▸ Work to be completed
Each line below must be set down exactly; omit any image you find.

>> begin Records shown

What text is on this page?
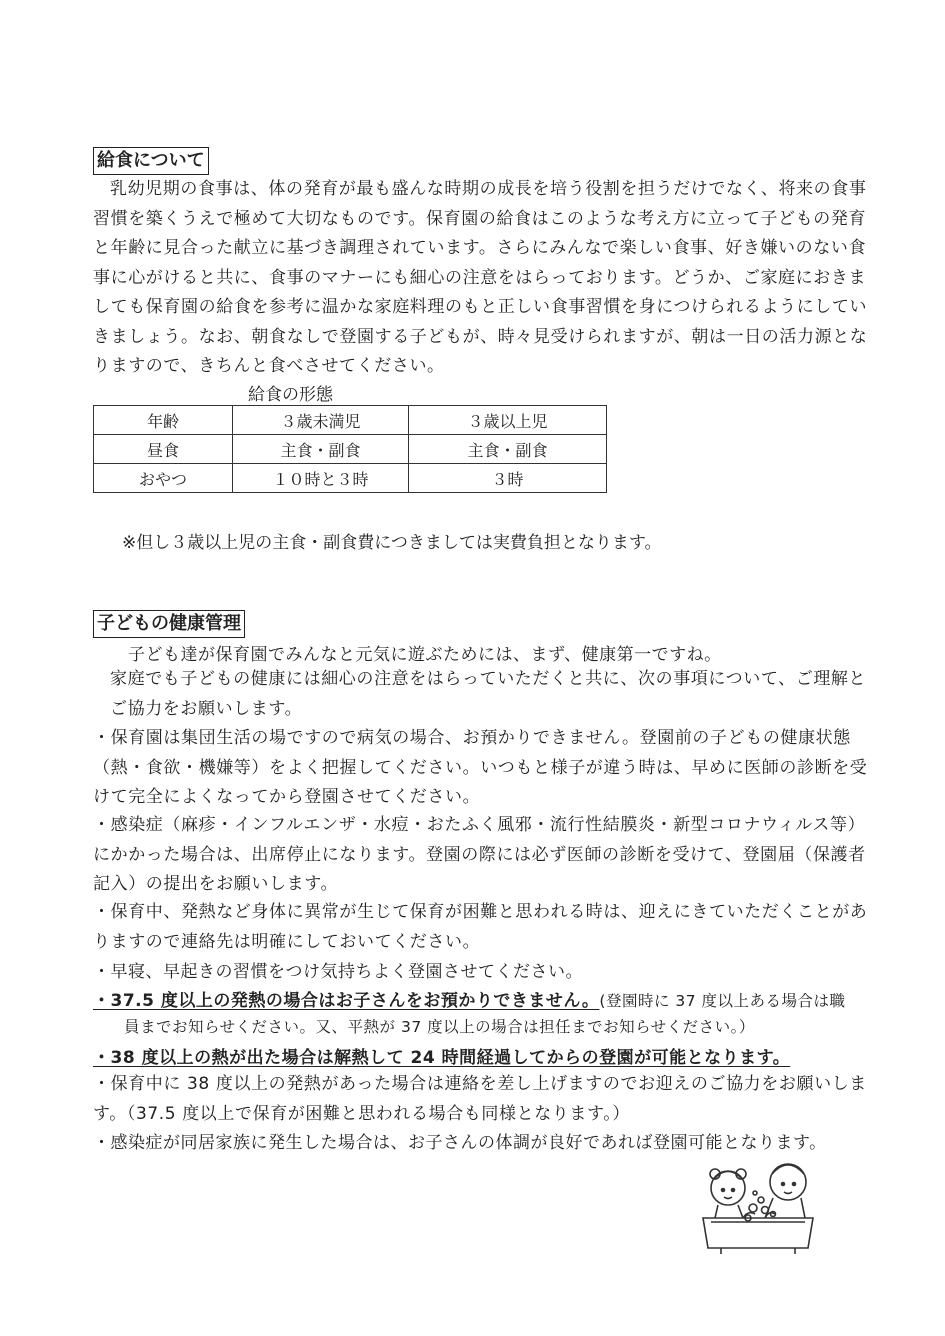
給食について

乳幼児期の食事は、体の発育が最も盛んな時期の成長を培う役割を担うだけでなく、将来の食事習慣を築くうえで極めて大切なものです。保育園の給食はこのような考え方に立って子どもの発育と年齢に見合った献立に基づき調理されています。さらにみんなで楽しい食事、好き嫌いのない食事に心がけると共に、食事のマナーにも細心の注意をはらっております。どうか、ご家庭におきましても保育園の給食を参考に温かな家庭料理のもと正しい食事習慣を身につけられるようにしていきましょう。なお、朝食なしで登園する子どもが、時々見受けられますが、朝は一日の活力源となりますので、きちんと食べさせてください。

給食の形態
年齢	３歳未満児	３歳以上児
昼食	主食・副食	主食・副食
おやつ	１０時と３時	３時
※但し３歳以上児の主食・副食費につきましては実費負担となります。
子どもの健康管理
子ども達が保育園でみんなと元気に遊ぶためには、まず、健康第一ですね。

家庭でも子どもの健康には細心の注意をはらっていただくと共に、次の事項について、ご理解とご協力をお願いします。

・保育園は集団生活の場ですので病気の場合、お預かりできません。登園前の子どもの健康状態（熱・食欲・機嫌等）をよく把握してください。いつもと様子が違う時は、早めに医師の診断を受けて完全によくなってから登園させてください。

・感染症（麻疹・インフルエンザ・水痘・おたふく風邪・流行性結膜炎・新型コロナウィルス等）にかかった場合は、出席停止になります。登園の際には必ず医師の診断を受けて、登園届（保護者記入）の提出をお願いします。

・保育中、発熱など身体に異常が生じて保育が困難と思われる時は、迎えにきていただくことがありますので連絡先は明確にしておいてください。

・早寝、早起きの習慣をつけ気持ちよく登園させてください。
・37.5 度以上の発熱の場合はお子さんをお預かりできません。(登園時に 37 度以上ある場合は職
員までお知らせください。又、平熱が 37 度以上の場合は担任までお知らせください。）
・38 度以上の熱が出た場合は解熱して 24 時間経過してからの登園が可能となります。

・保育中に 38 度以上の発熱があった場合は連絡を差し上げますのでお迎えのご協力をお願いします。（37.5 度以上で保育が困難と思われる場合も同様となります。）

・感染症が同居家族に発生した場合は、お子さんの体調が良好であれば登園可能となります。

>> end Records shown

▸ Answer in full
What text is on this page?
給食について

乳幼児期の食事は、体の発育が最も盛んな時期の成長を培う役割を担うだけでなく、将来の食事習慣を築くうえで極めて大切なものです。保育園の給食はこのような考え方に立って子どもの発育と年齢に見合った献立に基づき調理されています。さらにみんなで楽しい食事、好き嫌いのない食事に心がけると共に、食事のマナーにも細心の注意をはらっております。どうか、ご家庭におきましても保育園の給食を参考に温かな家庭料理のもと正しい食事習慣を身につけられるようにしていきましょう。なお、朝食なしで登園する子どもが、時々見受けられますが、朝は一日の活力源となりますので、きちんと食べさせてください。

給食の形態
年齢	３歳未満児	３歳以上児
昼食	主食・副食	主食・副食
おやつ	１０時と３時	３時
※但し３歳以上児の主食・副食費につきましては実費負担となります。
子どもの健康管理
子ども達が保育園でみんなと元気に遊ぶためには、まず、健康第一ですね。

家庭でも子どもの健康には細心の注意をはらっていただくと共に、次の事項について、ご理解とご協力をお願いします。

・保育園は集団生活の場ですので病気の場合、お預かりできません。登園前の子どもの健康状態（熱・食欲・機嫌等）をよく把握してください。いつもと様子が違う時は、早めに医師の診断を受けて完全によくなってから登園させてください。

・感染症（麻疹・インフルエンザ・水痘・おたふく風邪・流行性結膜炎・新型コロナウィルス等）にかかった場合は、出席停止になります。登園の際には必ず医師の診断を受けて、登園届（保護者記入）の提出をお願いします。

・保育中、発熱など身体に異常が生じて保育が困難と思われる時は、迎えにきていただくことがありますので連絡先は明確にしておいてください。

・早寝、早起きの習慣をつけ気持ちよく登園させてください。
・37.5 度以上の発熱の場合はお子さんをお預かりできません。(登園時に 37 度以上ある場合は職
員までお知らせください。又、平熱が 37 度以上の場合は担任までお知らせください。）
・38 度以上の熱が出た場合は解熱して 24 時間経過してからの登園が可能となります。

・保育中に 38 度以上の発熱があった場合は連絡を差し上げますのでお迎えのご協力をお願いします。（37.5 度以上で保育が困難と思われる場合も同様となります。）

・感染症が同居家族に発生した場合は、お子さんの体調が良好であれば登園可能となります。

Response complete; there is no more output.